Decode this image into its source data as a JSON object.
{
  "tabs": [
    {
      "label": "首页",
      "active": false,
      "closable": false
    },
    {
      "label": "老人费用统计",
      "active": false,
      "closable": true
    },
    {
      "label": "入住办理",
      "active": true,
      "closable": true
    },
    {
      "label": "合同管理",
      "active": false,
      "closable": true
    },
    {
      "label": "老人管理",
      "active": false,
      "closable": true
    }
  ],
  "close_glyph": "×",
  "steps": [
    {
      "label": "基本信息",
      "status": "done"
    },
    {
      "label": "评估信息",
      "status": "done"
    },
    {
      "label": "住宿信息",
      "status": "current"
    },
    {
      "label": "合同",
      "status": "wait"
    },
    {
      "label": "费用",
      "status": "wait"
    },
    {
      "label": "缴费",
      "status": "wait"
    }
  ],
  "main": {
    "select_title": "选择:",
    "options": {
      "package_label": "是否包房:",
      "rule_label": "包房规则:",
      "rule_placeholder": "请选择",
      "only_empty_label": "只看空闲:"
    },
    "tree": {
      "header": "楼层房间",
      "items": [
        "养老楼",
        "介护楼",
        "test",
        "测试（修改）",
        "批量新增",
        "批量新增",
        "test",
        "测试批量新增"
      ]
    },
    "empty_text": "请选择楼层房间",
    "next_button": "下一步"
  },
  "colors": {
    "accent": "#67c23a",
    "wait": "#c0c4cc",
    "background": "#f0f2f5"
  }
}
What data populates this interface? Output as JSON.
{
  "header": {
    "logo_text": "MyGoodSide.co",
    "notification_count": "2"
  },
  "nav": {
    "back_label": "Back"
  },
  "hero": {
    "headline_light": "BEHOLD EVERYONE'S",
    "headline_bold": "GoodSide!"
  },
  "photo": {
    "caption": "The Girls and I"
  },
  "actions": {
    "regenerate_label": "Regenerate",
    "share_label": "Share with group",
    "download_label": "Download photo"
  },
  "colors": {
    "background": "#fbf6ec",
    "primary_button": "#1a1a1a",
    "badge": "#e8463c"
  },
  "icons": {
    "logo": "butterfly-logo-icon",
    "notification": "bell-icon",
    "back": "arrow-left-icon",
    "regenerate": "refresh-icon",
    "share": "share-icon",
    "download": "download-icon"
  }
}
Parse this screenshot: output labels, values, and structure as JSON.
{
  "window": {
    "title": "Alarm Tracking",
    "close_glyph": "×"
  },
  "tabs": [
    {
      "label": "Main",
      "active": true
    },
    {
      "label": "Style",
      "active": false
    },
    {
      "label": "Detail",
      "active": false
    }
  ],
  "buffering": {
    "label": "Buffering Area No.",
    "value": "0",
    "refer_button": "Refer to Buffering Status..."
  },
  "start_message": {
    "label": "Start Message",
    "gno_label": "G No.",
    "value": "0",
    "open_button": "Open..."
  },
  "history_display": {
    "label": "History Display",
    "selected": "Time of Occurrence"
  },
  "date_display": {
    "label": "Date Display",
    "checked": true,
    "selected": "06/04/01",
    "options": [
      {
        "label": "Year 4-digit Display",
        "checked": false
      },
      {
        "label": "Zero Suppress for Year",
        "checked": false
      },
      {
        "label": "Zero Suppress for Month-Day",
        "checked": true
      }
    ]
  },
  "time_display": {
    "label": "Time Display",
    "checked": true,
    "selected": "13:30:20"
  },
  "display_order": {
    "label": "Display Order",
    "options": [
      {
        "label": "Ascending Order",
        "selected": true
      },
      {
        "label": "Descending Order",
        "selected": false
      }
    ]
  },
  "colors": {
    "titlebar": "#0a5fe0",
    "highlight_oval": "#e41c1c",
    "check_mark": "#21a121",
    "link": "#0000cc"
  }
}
• • • •
▶ [EXERCISE DESCRIPTION]: Extract all lines containing the word "Suppress".

▶ [FINISHED EXERCISE]:
        "label": "Zero Suppress for Year",
        "label": "Zero Suppress for Month-Day",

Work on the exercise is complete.